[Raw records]
** BEGIN **

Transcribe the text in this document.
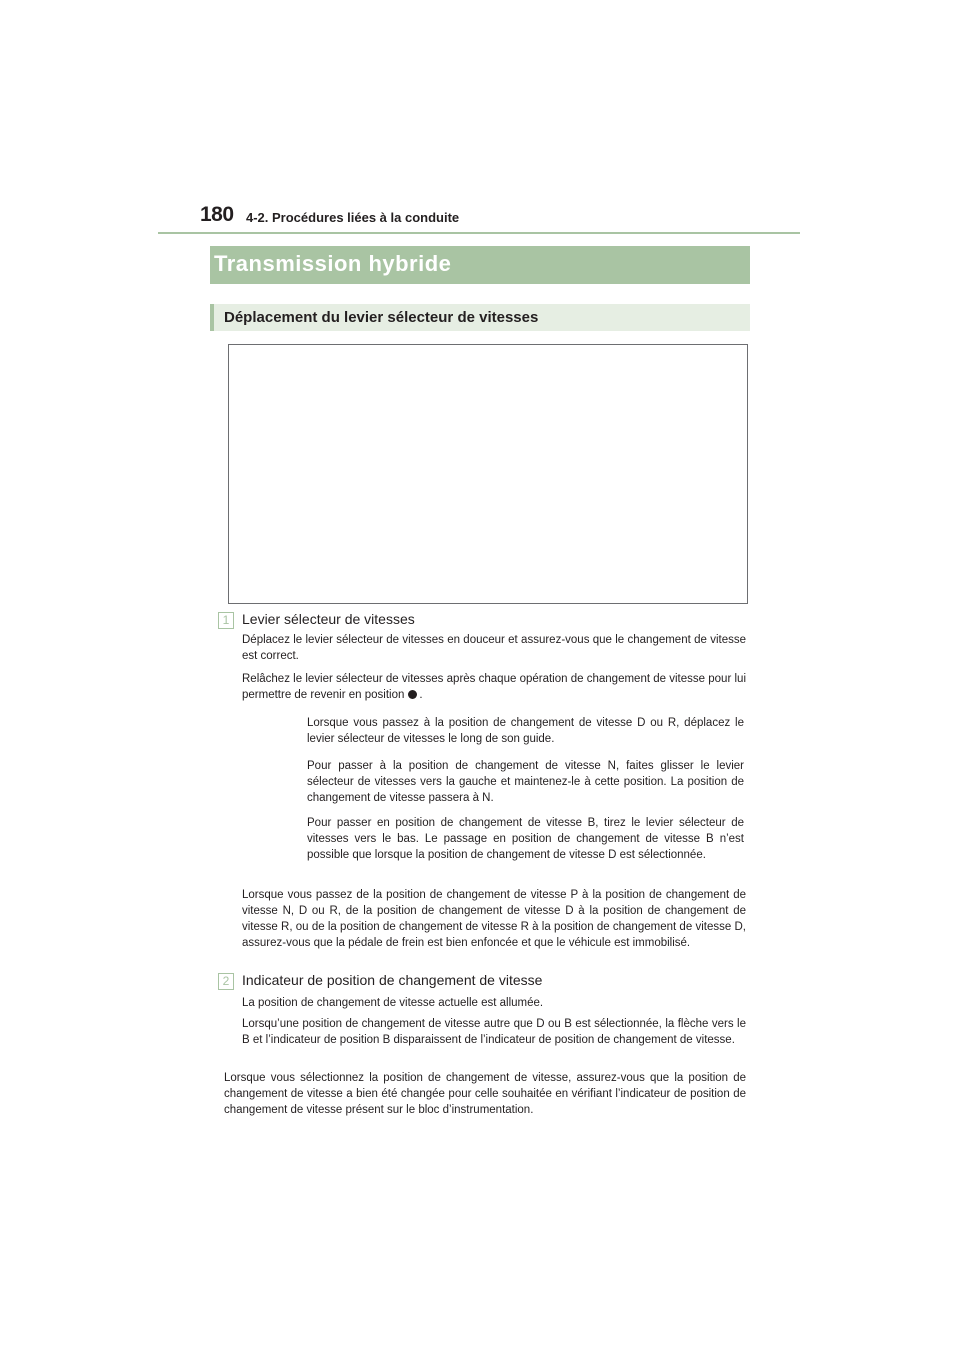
180 4-2. Procédures liées à la conduite
Transmission hybride
Déplacement du levier sélecteur de vitesses
1 Levier sélecteur de vitesses
Déplacez le levier sélecteur de vitesses en douceur et assurez-vous que le changement de vitesse est correct.
Relâchez le levier sélecteur de vitesses après chaque opération de changement de vitesse pour lui permettre de revenir en position .
Lorsque vous passez à la position de changement de vitesse D ou R, déplacez le levier sélecteur de vitesses le long de son guide.
Pour passer à la position de changement de vitesse N, faites glisser le levier sélecteur de vitesses vers la gauche et maintenez-le à cette position. La position de changement de vitesse passera à N.
Pour passer en position de changement de vitesse B, tirez le levier sélecteur de vitesses vers le bas. Le passage en position de changement de vitesse B n’est possible que lorsque la position de changement de vitesse D est sélectionnée.
Lorsque vous passez de la position de changement de vitesse P à la position de changement de vitesse N, D ou R, de la position de changement de vitesse D à la position de changement de vitesse R, ou de la position de changement de vitesse R à la position de changement de vitesse D, assurez-vous que la pédale de frein est bien enfoncée et que le véhicule est immobilisé.
2 Indicateur de position de changement de vitesse
La position de changement de vitesse actuelle est allumée.
Lorsqu’une position de changement de vitesse autre que D ou B est sélectionnée, la flèche vers le B et l’indicateur de position B disparaissent de l’indicateur de position de changement de vitesse.
Lorsque vous sélectionnez la position de changement de vitesse, assurez-vous que la position de changement de vitesse a bien été changée pour celle souhaitée en vérifiant l’indicateur de position de changement de vitesse présent sur le bloc d’instrumentation.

** END **

→ What to do: Search the lines above for the string "vous" and copy each line that has it.

→ Result of the exercise:
Déplacez le levier sélecteur de vitesses en douceur et assurez-vous que le changement de vitesse est correct.
Lorsque vous passez à la position de changement de vitesse D ou R, déplacez le levier sélecteur de vitesses le long de son guide.
Lorsque vous passez de la position de changement de vitesse P à la position de changement de vitesse N, D ou R, de la position de changement de vitesse D à la position de changement de vitesse R, ou de la position de changement de vitesse R à la position de changement de vitesse D, assurez-vous que la pédale de frein est bien enfoncée et que le véhicule est immobilisé.
Lorsque vous sélectionnez la position de changement de vitesse, assurez-vous que la position de changement de vitesse a bien été changée pour celle souhaitée en vérifiant l’indicateur de position de changement de vitesse présent sur le bloc d’instrumentation.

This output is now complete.